▸ WHAT IS ASKED: Copy out each line exactly as it appears.

* Start SUPPLIED RECORDS *

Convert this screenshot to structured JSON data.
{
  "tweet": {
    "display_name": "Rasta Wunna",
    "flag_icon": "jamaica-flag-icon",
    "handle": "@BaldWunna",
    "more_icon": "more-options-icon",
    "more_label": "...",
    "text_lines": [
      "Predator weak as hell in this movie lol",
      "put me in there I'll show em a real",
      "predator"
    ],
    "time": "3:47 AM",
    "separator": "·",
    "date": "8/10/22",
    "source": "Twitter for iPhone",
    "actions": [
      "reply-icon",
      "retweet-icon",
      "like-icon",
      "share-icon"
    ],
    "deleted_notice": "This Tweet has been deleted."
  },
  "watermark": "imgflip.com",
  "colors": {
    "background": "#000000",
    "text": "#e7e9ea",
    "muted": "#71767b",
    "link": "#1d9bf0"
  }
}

* End SUPPLIED RECORDS *

▸ RESPONSE:
Convert this screenshot to structured JSON data.
{
  "tweet": {
    "display_name": "Rasta Wunna",
    "flag_icon": "jamaica-flag-icon",
    "handle": "@BaldWunna",
    "more_icon": "more-options-icon",
    "more_label": "...",
    "text_lines": [
      "Predator weak as hell in this movie lol",
      "put me in there I'll show em a real",
      "predator"
    ],
    "time": "3:47 AM",
    "separator": "·",
    "date": "8/10/22",
    "source": "Twitter for iPhone",
    "actions": [
      "reply-icon",
      "retweet-icon",
      "like-icon",
      "share-icon"
    ],
    "deleted_notice": "This Tweet has been deleted."
  },
  "watermark": "imgflip.com",
  "colors": {
    "background": "#000000",
    "text": "#e7e9ea",
    "muted": "#71767b",
    "link": "#1d9bf0"
  }
}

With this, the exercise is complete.